* _PROBLEM DETAILS_: Rewrite all of the data below as a JSON list of strings, one string per line, leaving out any blank lines.

— START —

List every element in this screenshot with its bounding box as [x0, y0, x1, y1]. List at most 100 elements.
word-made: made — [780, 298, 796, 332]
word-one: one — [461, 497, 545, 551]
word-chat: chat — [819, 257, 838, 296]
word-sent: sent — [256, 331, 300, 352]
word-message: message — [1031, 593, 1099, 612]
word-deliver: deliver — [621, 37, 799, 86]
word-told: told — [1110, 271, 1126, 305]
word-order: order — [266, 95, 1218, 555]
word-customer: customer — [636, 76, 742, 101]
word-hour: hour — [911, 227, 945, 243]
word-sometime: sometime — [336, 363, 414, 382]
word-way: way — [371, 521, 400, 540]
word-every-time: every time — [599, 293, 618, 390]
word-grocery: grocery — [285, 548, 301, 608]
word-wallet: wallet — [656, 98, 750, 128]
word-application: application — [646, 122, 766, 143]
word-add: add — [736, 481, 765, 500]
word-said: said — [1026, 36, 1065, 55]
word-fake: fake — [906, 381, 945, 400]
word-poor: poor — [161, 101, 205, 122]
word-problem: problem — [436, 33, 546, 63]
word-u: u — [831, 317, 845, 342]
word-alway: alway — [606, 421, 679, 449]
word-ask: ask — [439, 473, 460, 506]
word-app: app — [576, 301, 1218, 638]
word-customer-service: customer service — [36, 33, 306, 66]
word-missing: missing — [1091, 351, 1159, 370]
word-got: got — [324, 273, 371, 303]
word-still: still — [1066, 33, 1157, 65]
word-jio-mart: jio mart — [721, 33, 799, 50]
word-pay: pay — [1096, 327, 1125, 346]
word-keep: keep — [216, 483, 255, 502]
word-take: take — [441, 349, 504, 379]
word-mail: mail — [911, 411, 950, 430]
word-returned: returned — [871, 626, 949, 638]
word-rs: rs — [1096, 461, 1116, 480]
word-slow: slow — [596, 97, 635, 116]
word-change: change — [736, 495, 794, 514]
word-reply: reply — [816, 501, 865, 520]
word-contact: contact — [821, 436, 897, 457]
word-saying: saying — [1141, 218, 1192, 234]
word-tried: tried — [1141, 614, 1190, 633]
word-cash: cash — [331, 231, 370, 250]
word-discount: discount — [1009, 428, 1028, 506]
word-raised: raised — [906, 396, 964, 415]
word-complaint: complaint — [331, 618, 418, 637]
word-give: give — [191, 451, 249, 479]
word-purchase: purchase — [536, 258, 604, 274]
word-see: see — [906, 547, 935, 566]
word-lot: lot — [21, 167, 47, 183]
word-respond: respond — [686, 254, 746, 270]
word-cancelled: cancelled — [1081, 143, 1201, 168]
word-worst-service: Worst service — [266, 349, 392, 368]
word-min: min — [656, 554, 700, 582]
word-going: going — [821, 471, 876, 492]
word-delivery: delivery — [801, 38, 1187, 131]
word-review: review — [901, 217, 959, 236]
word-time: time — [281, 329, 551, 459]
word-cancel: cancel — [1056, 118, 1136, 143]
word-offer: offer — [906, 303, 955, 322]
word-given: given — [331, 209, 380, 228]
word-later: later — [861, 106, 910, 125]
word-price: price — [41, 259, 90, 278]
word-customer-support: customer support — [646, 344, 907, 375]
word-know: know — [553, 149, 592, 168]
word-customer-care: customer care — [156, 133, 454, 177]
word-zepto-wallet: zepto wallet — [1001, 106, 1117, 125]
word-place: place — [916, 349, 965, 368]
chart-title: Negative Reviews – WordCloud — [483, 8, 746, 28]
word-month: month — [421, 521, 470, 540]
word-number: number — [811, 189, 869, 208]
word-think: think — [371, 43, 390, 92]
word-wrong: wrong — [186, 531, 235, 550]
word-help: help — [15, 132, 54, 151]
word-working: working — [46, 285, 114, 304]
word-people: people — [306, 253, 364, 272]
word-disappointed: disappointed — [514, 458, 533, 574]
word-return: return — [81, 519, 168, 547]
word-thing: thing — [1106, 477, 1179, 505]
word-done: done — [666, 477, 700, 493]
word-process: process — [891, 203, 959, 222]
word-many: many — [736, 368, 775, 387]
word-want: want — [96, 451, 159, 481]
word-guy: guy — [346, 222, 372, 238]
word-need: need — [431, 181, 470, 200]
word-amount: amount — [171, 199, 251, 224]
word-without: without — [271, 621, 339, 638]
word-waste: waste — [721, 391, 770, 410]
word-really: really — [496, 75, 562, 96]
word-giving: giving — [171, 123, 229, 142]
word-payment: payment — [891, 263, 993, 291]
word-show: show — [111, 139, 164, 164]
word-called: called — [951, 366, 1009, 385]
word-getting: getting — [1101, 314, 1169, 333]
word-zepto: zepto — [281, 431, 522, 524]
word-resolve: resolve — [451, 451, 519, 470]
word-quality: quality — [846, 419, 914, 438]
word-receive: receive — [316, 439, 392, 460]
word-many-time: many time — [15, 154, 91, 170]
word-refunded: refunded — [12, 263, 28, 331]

— END —

* _EXPECTED OUTPUT_:
[
  "List every element in this screenshot with its bounding box as [x0, y0, x1, y1]. List at most 100 elements.",
  "word-made: made — [780, 298, 796, 332]",
  "word-one: one — [461, 497, 545, 551]",
  "word-chat: chat — [819, 257, 838, 296]",
  "word-sent: sent — [256, 331, 300, 352]",
  "word-message: message — [1031, 593, 1099, 612]",
  "word-deliver: deliver — [621, 37, 799, 86]",
  "word-told: told — [1110, 271, 1126, 305]",
  "word-order: order — [266, 95, 1218, 555]",
  "word-customer: customer — [636, 76, 742, 101]",
  "word-hour: hour — [911, 227, 945, 243]",
  "word-sometime: sometime — [336, 363, 414, 382]",
  "word-way: way — [371, 521, 400, 540]",
  "word-every-time: every time — [599, 293, 618, 390]",
  "word-grocery: grocery — [285, 548, 301, 608]",
  "word-wallet: wallet — [656, 98, 750, 128]",
  "word-application: application — [646, 122, 766, 143]",
  "word-add: add — [736, 481, 765, 500]",
  "word-said: said — [1026, 36, 1065, 55]",
  "word-fake: fake — [906, 381, 945, 400]",
  "word-poor: poor — [161, 101, 205, 122]",
  "word-problem: problem — [436, 33, 546, 63]",
  "word-u: u — [831, 317, 845, 342]",
  "word-alway: alway — [606, 421, 679, 449]",
  "word-ask: ask — [439, 473, 460, 506]",
  "word-app: app — [576, 301, 1218, 638]",
  "word-customer-service: customer service — [36, 33, 306, 66]",
  "word-missing: missing — [1091, 351, 1159, 370]",
  "word-got: got — [324, 273, 371, 303]",
  "word-still: still — [1066, 33, 1157, 65]",
  "word-jio-mart: jio mart — [721, 33, 799, 50]",
  "word-pay: pay — [1096, 327, 1125, 346]",
  "word-keep: keep — [216, 483, 255, 502]",
  "word-take: take — [441, 349, 504, 379]",
  "word-mail: mail — [911, 411, 950, 430]",
  "word-returned: returned — [871, 626, 949, 638]",
  "word-rs: rs — [1096, 461, 1116, 480]",
  "word-slow: slow — [596, 97, 635, 116]",
  "word-change: change — [736, 495, 794, 514]",
  "word-reply: reply — [816, 501, 865, 520]",
  "word-contact: contact — [821, 436, 897, 457]",
  "word-saying: saying — [1141, 218, 1192, 234]",
  "word-tried: tried — [1141, 614, 1190, 633]",
  "word-cash: cash — [331, 231, 370, 250]",
  "word-discount: discount — [1009, 428, 1028, 506]",
  "word-raised: raised — [906, 396, 964, 415]",
  "word-complaint: complaint — [331, 618, 418, 637]",
  "word-give: give — [191, 451, 249, 479]",
  "word-purchase: purchase — [536, 258, 604, 274]",
  "word-see: see — [906, 547, 935, 566]",
  "word-lot: lot — [21, 167, 47, 183]",
  "word-respond: respond — [686, 254, 746, 270]",
  "word-cancelled: cancelled — [1081, 143, 1201, 168]",
  "word-worst-service: Worst service — [266, 349, 392, 368]",
  "word-min: min — [656, 554, 700, 582]",
  "word-going: going — [821, 471, 876, 492]",
  "word-delivery: delivery — [801, 38, 1187, 131]",
  "word-review: review — [901, 217, 959, 236]",
  "word-time: time — [281, 329, 551, 459]",
  "word-cancel: cancel — [1056, 118, 1136, 143]",
  "word-offer: offer — [906, 303, 955, 322]",
  "word-given: given — [331, 209, 380, 228]",
  "word-later: later — [861, 106, 910, 125]",
  "word-price: price — [41, 259, 90, 278]",
  "word-customer-support: customer support — [646, 344, 907, 375]",
  "word-know: know — [553, 149, 592, 168]",
  "word-customer-care: customer care — [156, 133, 454, 177]",
  "word-zepto-wallet: zepto wallet — [1001, 106, 1117, 125]",
  "word-place: place — [916, 349, 965, 368]",
  "chart-title: Negative Reviews – WordCloud — [483, 8, 746, 28]",
  "word-month: month — [421, 521, 470, 540]",
  "word-number: number — [811, 189, 869, 208]",
  "word-think: think — [371, 43, 390, 92]",
  "word-wrong: wrong — [186, 531, 235, 550]",
  "word-help: help — [15, 132, 54, 151]",
  "word-working: working — [46, 285, 114, 304]",
  "word-people: people — [306, 253, 364, 272]",
  "word-disappointed: disappointed — [514, 458, 533, 574]",
  "word-return: return — [81, 519, 168, 547]",
  "word-thing: thing — [1106, 477, 1179, 505]",
  "word-done: done — [666, 477, 700, 493]",
  "word-process: process — [891, 203, 959, 222]",
  "word-many: many — [736, 368, 775, 387]",
  "word-want: want — [96, 451, 159, 481]",
  "word-guy: guy — [346, 222, 372, 238]",
  "word-need: need — [431, 181, 470, 200]",
  "word-amount: amount — [171, 199, 251, 224]",
  "word-without: without — [271, 621, 339, 638]",
  "word-waste: waste — [721, 391, 770, 410]",
  "word-really: really — [496, 75, 562, 96]",
  "word-giving: giving — [171, 123, 229, 142]",
  "word-payment: payment — [891, 263, 993, 291]",
  "word-show: show — [111, 139, 164, 164]",
  "word-called: called — [951, 366, 1009, 385]",
  "word-getting: getting — [1101, 314, 1169, 333]",
  "word-zepto: zepto — [281, 431, 522, 524]",
  "word-resolve: resolve — [451, 451, 519, 470]",
  "word-quality: quality — [846, 419, 914, 438]",
  "word-receive: receive — [316, 439, 392, 460]",
  "word-many-time: many time — [15, 154, 91, 170]",
  "word-refunded: refunded — [12, 263, 28, 331]"
]